Exercise objective -> Would you retype all of these records exactly?
==================================================
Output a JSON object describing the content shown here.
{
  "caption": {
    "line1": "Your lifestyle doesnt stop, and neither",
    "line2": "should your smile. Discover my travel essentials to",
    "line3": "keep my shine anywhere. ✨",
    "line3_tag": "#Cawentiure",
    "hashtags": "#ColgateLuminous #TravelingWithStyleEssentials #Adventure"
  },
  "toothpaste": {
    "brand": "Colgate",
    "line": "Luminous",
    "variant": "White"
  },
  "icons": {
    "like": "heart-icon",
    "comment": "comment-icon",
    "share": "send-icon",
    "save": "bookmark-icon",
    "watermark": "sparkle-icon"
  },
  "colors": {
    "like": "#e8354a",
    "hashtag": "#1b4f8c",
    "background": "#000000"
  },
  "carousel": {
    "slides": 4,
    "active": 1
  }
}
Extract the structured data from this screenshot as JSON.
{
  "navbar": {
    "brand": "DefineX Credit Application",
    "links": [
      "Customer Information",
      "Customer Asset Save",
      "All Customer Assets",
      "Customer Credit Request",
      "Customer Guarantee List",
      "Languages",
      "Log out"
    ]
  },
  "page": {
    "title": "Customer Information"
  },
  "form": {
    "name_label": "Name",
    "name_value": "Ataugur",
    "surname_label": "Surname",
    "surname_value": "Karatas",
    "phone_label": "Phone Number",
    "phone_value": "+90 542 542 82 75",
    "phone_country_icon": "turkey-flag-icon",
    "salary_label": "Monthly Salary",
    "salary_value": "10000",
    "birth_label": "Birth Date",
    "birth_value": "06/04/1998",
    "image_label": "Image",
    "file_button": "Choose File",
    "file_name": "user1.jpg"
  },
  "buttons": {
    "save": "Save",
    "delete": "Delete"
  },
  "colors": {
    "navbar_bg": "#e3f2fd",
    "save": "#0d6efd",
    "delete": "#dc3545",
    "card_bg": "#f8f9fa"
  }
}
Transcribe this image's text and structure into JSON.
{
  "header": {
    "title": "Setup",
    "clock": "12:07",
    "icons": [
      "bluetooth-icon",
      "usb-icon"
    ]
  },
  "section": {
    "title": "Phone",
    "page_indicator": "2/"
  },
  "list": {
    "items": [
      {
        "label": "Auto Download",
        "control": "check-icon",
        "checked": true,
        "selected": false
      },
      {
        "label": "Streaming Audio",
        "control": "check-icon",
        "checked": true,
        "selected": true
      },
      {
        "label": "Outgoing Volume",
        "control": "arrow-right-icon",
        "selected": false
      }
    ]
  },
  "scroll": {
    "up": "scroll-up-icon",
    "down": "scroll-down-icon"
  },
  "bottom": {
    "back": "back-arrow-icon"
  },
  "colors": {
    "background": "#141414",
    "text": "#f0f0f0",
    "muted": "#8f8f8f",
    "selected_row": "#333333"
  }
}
==================================================
Result ->
Output a JSON object describing the content shown here.
{
  "caption": {
    "line1": "Your lifestyle doesnt stop, and neither",
    "line2": "should your smile. Discover my travel essentials to",
    "line3": "keep my shine anywhere. ✨",
    "line3_tag": "#Cawentiure",
    "hashtags": "#ColgateLuminous #TravelingWithStyleEssentials #Adventure"
  },
  "toothpaste": {
    "brand": "Colgate",
    "line": "Luminous",
    "variant": "White"
  },
  "icons": {
    "like": "heart-icon",
    "comment": "comment-icon",
    "share": "send-icon",
    "save": "bookmark-icon",
    "watermark": "sparkle-icon"
  },
  "colors": {
    "like": "#e8354a",
    "hashtag": "#1b4f8c",
    "background": "#000000"
  },
  "carousel": {
    "slides": 4,
    "active": 1
  }
}
Extract the structured data from this screenshot as JSON.
{
  "navbar": {
    "brand": "DefineX Credit Application",
    "links": [
      "Customer Information",
      "Customer Asset Save",
      "All Customer Assets",
      "Customer Credit Request",
      "Customer Guarantee List",
      "Languages",
      "Log out"
    ]
  },
  "page": {
    "title": "Customer Information"
  },
  "form": {
    "name_label": "Name",
    "name_value": "Ataugur",
    "surname_label": "Surname",
    "surname_value": "Karatas",
    "phone_label": "Phone Number",
    "phone_value": "+90 542 542 82 75",
    "phone_country_icon": "turkey-flag-icon",
    "salary_label": "Monthly Salary",
    "salary_value": "10000",
    "birth_label": "Birth Date",
    "birth_value": "06/04/1998",
    "image_label": "Image",
    "file_button": "Choose File",
    "file_name": "user1.jpg"
  },
  "buttons": {
    "save": "Save",
    "delete": "Delete"
  },
  "colors": {
    "navbar_bg": "#e3f2fd",
    "save": "#0d6efd",
    "delete": "#dc3545",
    "card_bg": "#f8f9fa"
  }
}
Transcribe this image's text and structure into JSON.
{
  "header": {
    "title": "Setup",
    "clock": "12:07",
    "icons": [
      "bluetooth-icon",
      "usb-icon"
    ]
  },
  "section": {
    "title": "Phone",
    "page_indicator": "2/"
  },
  "list": {
    "items": [
      {
        "label": "Auto Download",
        "control": "check-icon",
        "checked": true,
        "selected": false
      },
      {
        "label": "Streaming Audio",
        "control": "check-icon",
        "checked": true,
        "selected": true
      },
      {
        "label": "Outgoing Volume",
        "control": "arrow-right-icon",
        "selected": false
      }
    ]
  },
  "scroll": {
    "up": "scroll-up-icon",
    "down": "scroll-down-icon"
  },
  "bottom": {
    "back": "back-arrow-icon"
  },
  "colors": {
    "background": "#141414",
    "text": "#f0f0f0",
    "muted": "#8f8f8f",
    "selected_row": "#333333"
  }
}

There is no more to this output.